### EXERCISE INSTRUCTIONS
Identify the lines holding "particles" and copy them.

### EXTRACTED DATA
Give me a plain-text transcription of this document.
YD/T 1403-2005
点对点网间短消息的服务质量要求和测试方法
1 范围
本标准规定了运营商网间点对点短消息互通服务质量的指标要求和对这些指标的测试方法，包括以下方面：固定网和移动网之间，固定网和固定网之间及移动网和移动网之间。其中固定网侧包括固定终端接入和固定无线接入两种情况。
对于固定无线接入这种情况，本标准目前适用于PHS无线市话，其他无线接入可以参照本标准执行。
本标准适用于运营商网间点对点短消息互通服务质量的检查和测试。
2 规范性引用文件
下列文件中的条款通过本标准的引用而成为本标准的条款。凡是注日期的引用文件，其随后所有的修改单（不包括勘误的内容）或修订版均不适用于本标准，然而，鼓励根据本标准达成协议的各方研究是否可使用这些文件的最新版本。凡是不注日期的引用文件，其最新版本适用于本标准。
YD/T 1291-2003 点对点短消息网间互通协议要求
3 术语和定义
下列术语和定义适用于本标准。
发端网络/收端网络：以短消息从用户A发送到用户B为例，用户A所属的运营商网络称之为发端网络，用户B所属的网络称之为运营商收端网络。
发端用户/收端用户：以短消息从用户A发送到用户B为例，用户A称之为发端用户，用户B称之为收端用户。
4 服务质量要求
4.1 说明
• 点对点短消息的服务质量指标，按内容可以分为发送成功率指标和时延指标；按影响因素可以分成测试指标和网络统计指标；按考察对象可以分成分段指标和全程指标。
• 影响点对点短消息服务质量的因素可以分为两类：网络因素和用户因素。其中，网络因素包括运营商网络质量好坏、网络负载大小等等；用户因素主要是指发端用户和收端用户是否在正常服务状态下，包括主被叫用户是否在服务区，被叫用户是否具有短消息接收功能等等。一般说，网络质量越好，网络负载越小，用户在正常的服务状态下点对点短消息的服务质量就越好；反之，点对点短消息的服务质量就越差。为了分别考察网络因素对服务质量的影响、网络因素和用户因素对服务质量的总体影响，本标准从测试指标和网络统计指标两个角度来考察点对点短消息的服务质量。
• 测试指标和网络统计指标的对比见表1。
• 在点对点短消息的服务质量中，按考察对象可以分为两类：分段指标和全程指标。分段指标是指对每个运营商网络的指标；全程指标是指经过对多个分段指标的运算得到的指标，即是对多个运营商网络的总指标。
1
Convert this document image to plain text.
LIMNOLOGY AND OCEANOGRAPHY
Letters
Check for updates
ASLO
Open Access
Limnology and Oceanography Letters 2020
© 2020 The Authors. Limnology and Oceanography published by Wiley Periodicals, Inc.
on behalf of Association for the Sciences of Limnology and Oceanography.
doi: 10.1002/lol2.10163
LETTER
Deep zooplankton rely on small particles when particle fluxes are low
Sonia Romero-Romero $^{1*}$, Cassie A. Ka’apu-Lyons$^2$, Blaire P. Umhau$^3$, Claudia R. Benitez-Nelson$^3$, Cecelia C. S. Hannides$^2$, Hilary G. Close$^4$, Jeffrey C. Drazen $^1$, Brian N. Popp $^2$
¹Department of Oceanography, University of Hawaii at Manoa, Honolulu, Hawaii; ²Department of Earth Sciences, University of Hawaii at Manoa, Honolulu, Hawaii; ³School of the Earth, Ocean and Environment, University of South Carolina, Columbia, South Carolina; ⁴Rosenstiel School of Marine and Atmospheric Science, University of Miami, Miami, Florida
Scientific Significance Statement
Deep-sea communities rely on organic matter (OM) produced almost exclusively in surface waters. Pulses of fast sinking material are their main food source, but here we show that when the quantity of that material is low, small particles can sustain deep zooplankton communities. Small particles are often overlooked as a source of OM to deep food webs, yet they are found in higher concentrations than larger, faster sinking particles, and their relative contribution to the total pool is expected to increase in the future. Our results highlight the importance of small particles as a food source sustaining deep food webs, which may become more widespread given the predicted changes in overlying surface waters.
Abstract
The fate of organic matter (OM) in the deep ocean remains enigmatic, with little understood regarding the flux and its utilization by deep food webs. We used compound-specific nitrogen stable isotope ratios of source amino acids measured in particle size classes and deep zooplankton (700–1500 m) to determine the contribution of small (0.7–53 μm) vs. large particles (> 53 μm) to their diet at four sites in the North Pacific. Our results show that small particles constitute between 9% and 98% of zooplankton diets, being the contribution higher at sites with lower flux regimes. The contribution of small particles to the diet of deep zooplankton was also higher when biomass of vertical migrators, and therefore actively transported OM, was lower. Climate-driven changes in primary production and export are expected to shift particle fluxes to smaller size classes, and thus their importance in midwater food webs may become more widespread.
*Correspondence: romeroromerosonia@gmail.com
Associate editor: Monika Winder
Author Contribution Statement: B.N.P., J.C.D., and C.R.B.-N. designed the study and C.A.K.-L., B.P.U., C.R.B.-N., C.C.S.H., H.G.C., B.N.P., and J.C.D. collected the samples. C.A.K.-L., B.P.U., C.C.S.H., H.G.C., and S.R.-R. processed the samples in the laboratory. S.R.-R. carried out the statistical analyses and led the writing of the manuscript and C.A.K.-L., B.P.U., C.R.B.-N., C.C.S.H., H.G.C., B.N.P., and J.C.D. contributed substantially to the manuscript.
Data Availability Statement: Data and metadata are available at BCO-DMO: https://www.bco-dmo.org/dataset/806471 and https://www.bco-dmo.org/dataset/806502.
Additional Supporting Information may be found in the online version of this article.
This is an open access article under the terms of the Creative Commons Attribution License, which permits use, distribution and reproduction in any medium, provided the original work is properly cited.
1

### TASK RESULT
Deep zooplankton rely on small particles when particle fluxes are low
Deep-sea communities rely on organic matter (OM) produced almost exclusively in surface waters. Pulses of fast sinking material are their main food source, but here we show that when the quantity of that material is low, small particles can sustain deep zooplankton communities. Small particles are often overlooked as a source of OM to deep food webs, yet they are found in higher concentrations than larger, faster sinking particles, and their relative contribution to the total pool is expected to increase in the future. Our results highlight the importance of small particles as a food source sustaining deep food webs, which may become more widespread given the predicted changes in overlying surface waters.
The fate of organic matter (OM) in the deep ocean remains enigmatic, with little understood regarding the flux and its utilization by deep food webs. We used compound-specific nitrogen stable isotope ratios of source amino acids measured in particle size classes and deep zooplankton (700–1500 m) to determine the contribution of small (0.7–53 μm) vs. large particles (> 53 μm) to their diet at four sites in the North Pacific. Our results show that small particles constitute between 9% and 98% of zooplankton diets, being the contribution higher at sites with lower flux regimes. The contribution of small particles to the diet of deep zooplankton was also higher when biomass of vertical migrators, and therefore actively transported OM, was lower. Climate-driven changes in primary production and export are expected to shift particle fluxes to smaller size classes, and thus their importance in midwater food webs may become more widespread.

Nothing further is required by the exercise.